▶ **WHAT THE TASK REQUIRES**:
Transcribe all the entries word for word, omitting any pictures they contain.

▶ **Entries from a dataset**:
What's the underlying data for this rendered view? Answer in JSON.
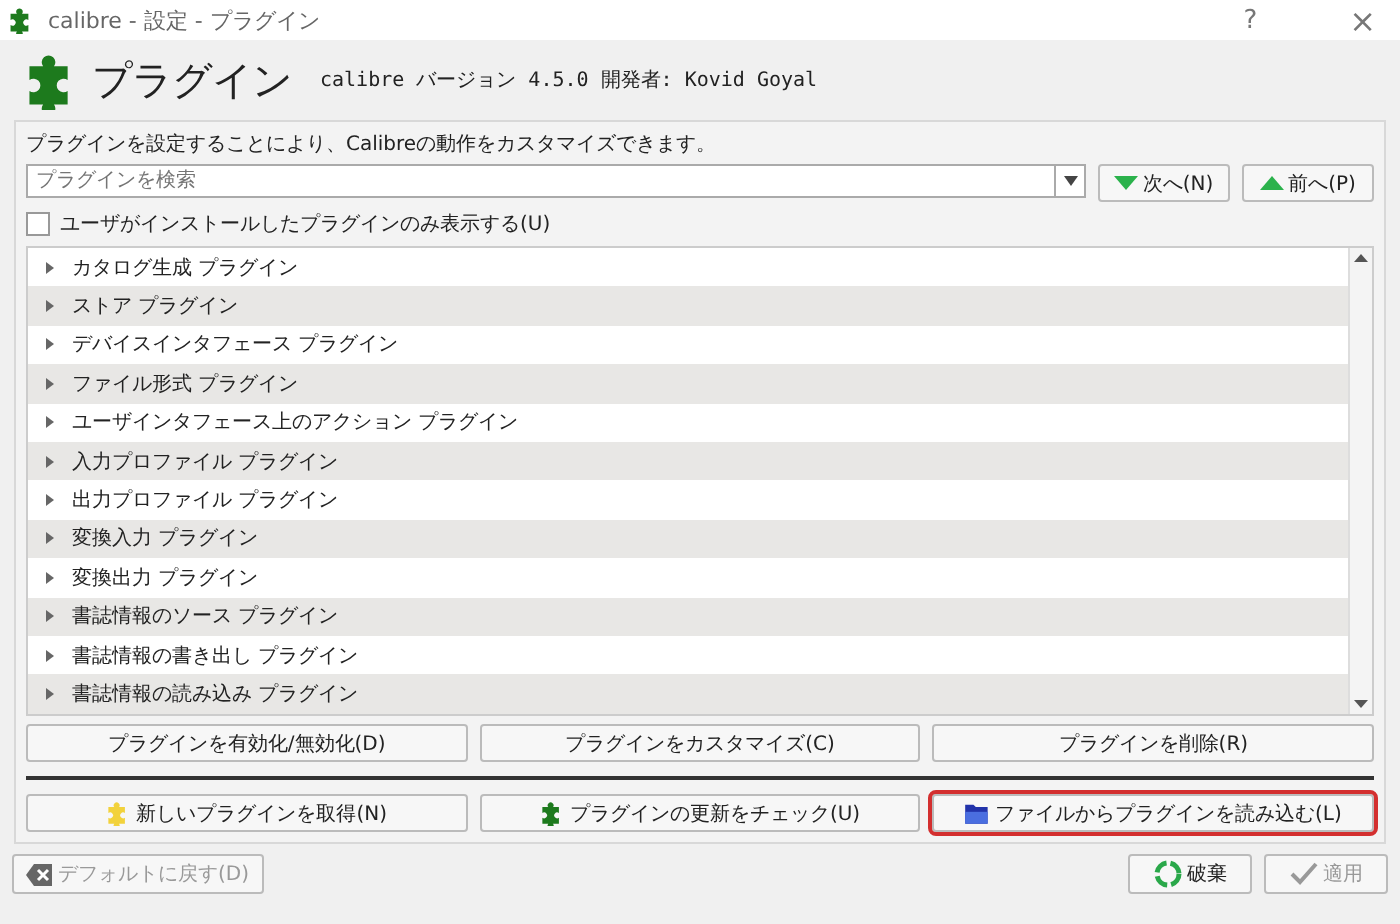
{
  "window": {
    "title": "calibre - 設定 - プラグイン",
    "help": "?",
    "close": "×"
  },
  "header": {
    "title": "プラグイン",
    "subtitle": "calibre バージョン 4.5.0 開発者: Kovid Goyal"
  },
  "description": "プラグインを設定することにより、Calibreの動作をカスタマイズできます。",
  "search": {
    "placeholder": "プラグインを検索"
  },
  "nav_buttons": [
    {
      "kind": "down",
      "label": "次へ(N)"
    },
    {
      "kind": "up",
      "label": "前へ(P)"
    }
  ],
  "user_only": {
    "label": "ユーザがインストールしたプラグインのみ表示する(U)",
    "checked": false
  },
  "tree": [
    {
      "label": "カタログ生成 プラグイン",
      "expanded": false
    },
    {
      "label": "ストア プラグイン",
      "expanded": false
    },
    {
      "label": "デバイスインタフェース プラグイン",
      "expanded": false
    },
    {
      "label": "ファイル形式 プラグイン",
      "expanded": false
    },
    {
      "label": "ユーザインタフェース上のアクション プラグイン",
      "expanded": false
    },
    {
      "label": "入力プロファイル プラグイン",
      "expanded": false
    },
    {
      "label": "出力プロファイル プラグイン",
      "expanded": false
    },
    {
      "label": "変換入力 プラグイン",
      "expanded": false
    },
    {
      "label": "変換出力 プラグイン",
      "expanded": false
    },
    {
      "label": "書誌情報のソース プラグイン",
      "expanded": false
    },
    {
      "label": "書誌情報の書き出し プラグイン",
      "expanded": false
    },
    {
      "label": "書誌情報の読み込み プラグイン",
      "expanded": false
    }
  ],
  "action_buttons": [
    {
      "label": "プラグインを有効化/無効化(D)"
    },
    {
      "label": "プラグインをカスタマイズ(C)"
    },
    {
      "label": "プラグインを削除(R)"
    }
  ],
  "plugin_buttons": [
    {
      "kind": "new",
      "label": "新しいプラグインを取得(N)",
      "highlighted": false
    },
    {
      "kind": "update",
      "label": "プラグインの更新をチェック(U)",
      "highlighted": false
    },
    {
      "kind": "file",
      "label": "ファイルからプラグインを読み込む(L)",
      "highlighted": true
    }
  ],
  "footer": {
    "restore": {
      "label": "デフォルトに戻す(D)",
      "disabled": true
    },
    "discard": {
      "label": "破棄",
      "disabled": false
    },
    "apply": {
      "label": "適用",
      "disabled": true
    }
  }
}
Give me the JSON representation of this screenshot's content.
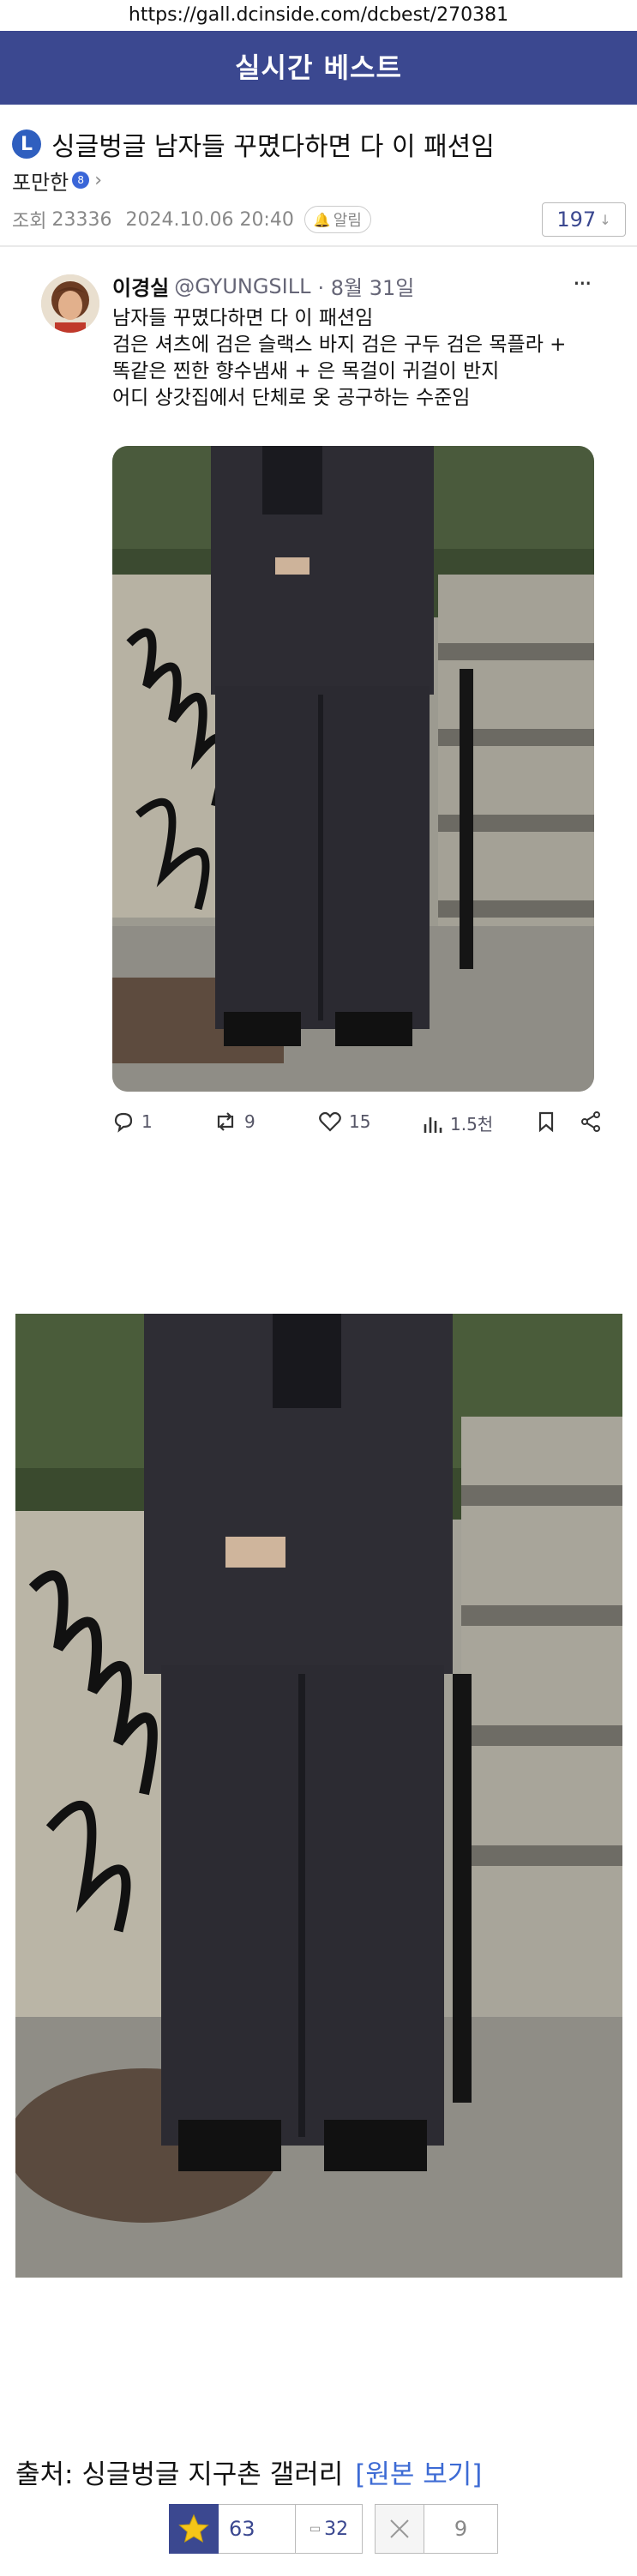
{
  "browser": {
    "url": "https://gall.dcinside.com/dcbest/270381"
  },
  "header": {
    "title": "실시간 베스트"
  },
  "post": {
    "badge": "L",
    "title": "싱글벙글 남자들 꾸몄다하면 다 이 패션임",
    "author": "포만한",
    "author_badge": "8",
    "author_chevron": "›",
    "views_label": "조회",
    "views": "23336",
    "datetime": "2024.10.06 20:40",
    "alarm_label": "알림",
    "comment_count": "197",
    "comment_arrow": "↓"
  },
  "tweet": {
    "name": "이경실",
    "handle": "@GYUNGSILL",
    "date": "· 8월 31일",
    "more": "···",
    "lines": [
      "남자들 꾸몄다하면 다 이 패션임",
      "검은 셔츠에 검은 슬랙스 바지 검은 구두 검은 목플라 +",
      "똑같은 찐한 향수냄새 + 은 목걸이 귀걸이 반지",
      "어디 상갓집에서 단체로 옷 공구하는 수준임"
    ],
    "actions": {
      "replies": "1",
      "retweets": "9",
      "likes": "15",
      "views": "1.5천"
    }
  },
  "source": {
    "label": "출처: 싱글벙글 지구촌 갤러리",
    "link": "[원본 보기]"
  },
  "votes": {
    "up": "63",
    "fixed": "32",
    "fixed_icon": "▭",
    "down": "9"
  },
  "colors": {
    "brand": "#3b4890",
    "link": "#3d6bd4",
    "star": "#f5c518"
  },
  "icons": [
    "reply-icon",
    "retweet-icon",
    "heart-icon",
    "views-icon",
    "bookmark-icon",
    "share-icon",
    "star-icon",
    "x-icon",
    "bell-icon"
  ]
}
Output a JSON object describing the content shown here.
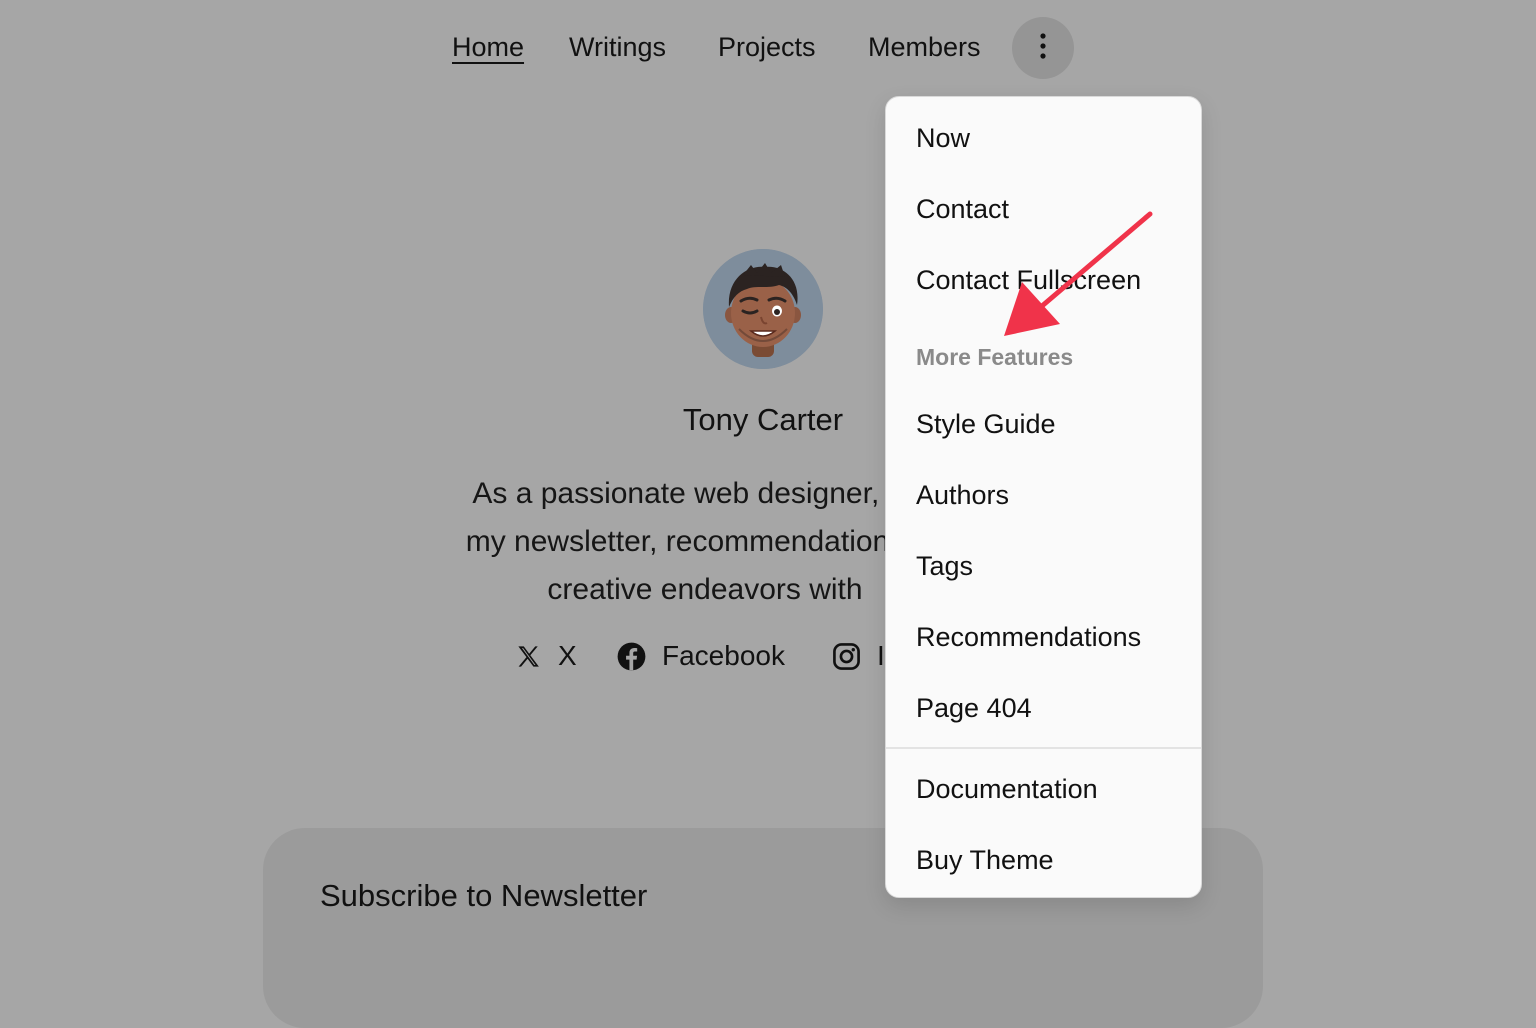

▶ **THE OUTPUT**:
What's the underlying data for this rendered view? Answer in JSON.
{
  "window": {
    "title": "calibre - 設定 - プラグイン",
    "help": "?",
    "close": "×"
  },
  "header": {
    "title": "プラグイン",
    "subtitle": "calibre バージョン 4.5.0 開発者: Kovid Goyal"
  },
  "description": "プラグインを設定することにより、Calibreの動作をカスタマイズできます。",
  "search": {
    "placeholder": "プラグインを検索"
  },
  "nav_buttons": [
    {
      "kind": "down",
      "label": "次へ(N)"
    },
    {
      "kind": "up",
      "label": "前へ(P)"
    }
  ],
  "user_only": {
    "label": "ユーザがインストールしたプラグインのみ表示する(U)",
    "checked": false
  },
  "tree": [
    {
      "label": "カタログ生成 プラグイン",
      "expanded": false
    },
    {
      "label": "ストア プラグイン",
      "expanded": false
    },
    {
      "label": "デバイスインタフェース プラグイン",
      "expanded": false
    },
    {
      "label": "ファイル形式 プラグイン",
      "expanded": false
    },
    {
      "label": "ユーザインタフェース上のアクション プラグイン",
      "expanded": false
    },
    {
      "label": "入力プロファイル プラグイン",
      "expanded": false
    },
    {
      "label": "出力プロファイル プラグイン",
      "expanded": false
    },
    {
      "label": "変換入力 プラグイン",
      "expanded": false
    },
    {
      "label": "変換出力 プラグイン",
      "expanded": false
    },
    {
      "label": "書誌情報のソース プラグイン",
      "expanded": false
    },
    {
      "label": "書誌情報の書き出し プラグイン",
      "expanded": false
    },
    {
      "label": "書誌情報の読み込み プラグイン",
      "expanded": false
    }
  ],
  "action_buttons": [
    {
      "label": "プラグインを有効化/無効化(D)"
    },
    {
      "label": "プラグインをカスタマイズ(C)"
    },
    {
      "label": "プラグインを削除(R)"
    }
  ],
  "plugin_buttons": [
    {
      "kind": "new",
      "label": "新しいプラグインを取得(N)",
      "highlighted": false
    },
    {
      "kind": "update",
      "label": "プラグインの更新をチェック(U)",
      "highlighted": false
    },
    {
      "kind": "file",
      "label": "ファイルからプラグインを読み込む(L)",
      "highlighted": true
    }
  ],
  "footer": {
    "restore": {
      "label": "デフォルトに戻す(D)",
      "disabled": true
    },
    "discard": {
      "label": "破棄",
      "disabled": false
    },
    "apply": {
      "label": "適用",
      "disabled": true
    }
  }
}
Give me the JSON representation of this screenshot's content.
{
  "browser": {
    "url": "https://gall.dcinside.com/dcbest/270381"
  },
  "header": {
    "title": "실시간 베스트"
  },
  "post": {
    "badge": "L",
    "title": "싱글벙글 남자들 꾸몄다하면 다 이 패션임",
    "author": "포만한",
    "author_badge": "8",
    "author_chevron": "›",
    "views_label": "조회",
    "views": "23336",
    "datetime": "2024.10.06 20:40",
    "alarm_label": "알림",
    "comment_count": "197",
    "comment_arrow": "↓"
  },
  "tweet": {
    "name": "이경실",
    "handle": "@GYUNGSILL",
    "date": "· 8월 31일",
    "more": "···",
    "lines": [
      "남자들 꾸몄다하면 다 이 패션임",
      "검은 셔츠에 검은 슬랙스 바지 검은 구두 검은 목플라 +",
      "똑같은 찐한 향수냄새 + 은 목걸이 귀걸이 반지",
      "어디 상갓집에서 단체로 옷 공구하는 수준임"
    ],
    "actions": {
      "replies": "1",
      "retweets": "9",
      "likes": "15",
      "views": "1.5천"
    }
  },
  "source": {
    "label": "출처: 싱글벙글 지구촌 갤러리",
    "link": "[원본 보기]"
  },
  "votes": {
    "up": "63",
    "fixed": "32",
    "fixed_icon": "▭",
    "down": "9"
  },
  "colors": {
    "brand": "#3b4890",
    "link": "#3d6bd4",
    "star": "#f5c518"
  },
  "icons": [
    "reply-icon",
    "retweet-icon",
    "heart-icon",
    "views-icon",
    "bookmark-icon",
    "share-icon",
    "star-icon",
    "x-icon",
    "bell-icon"
  ]
}
Output a JSON object describing the content shown here.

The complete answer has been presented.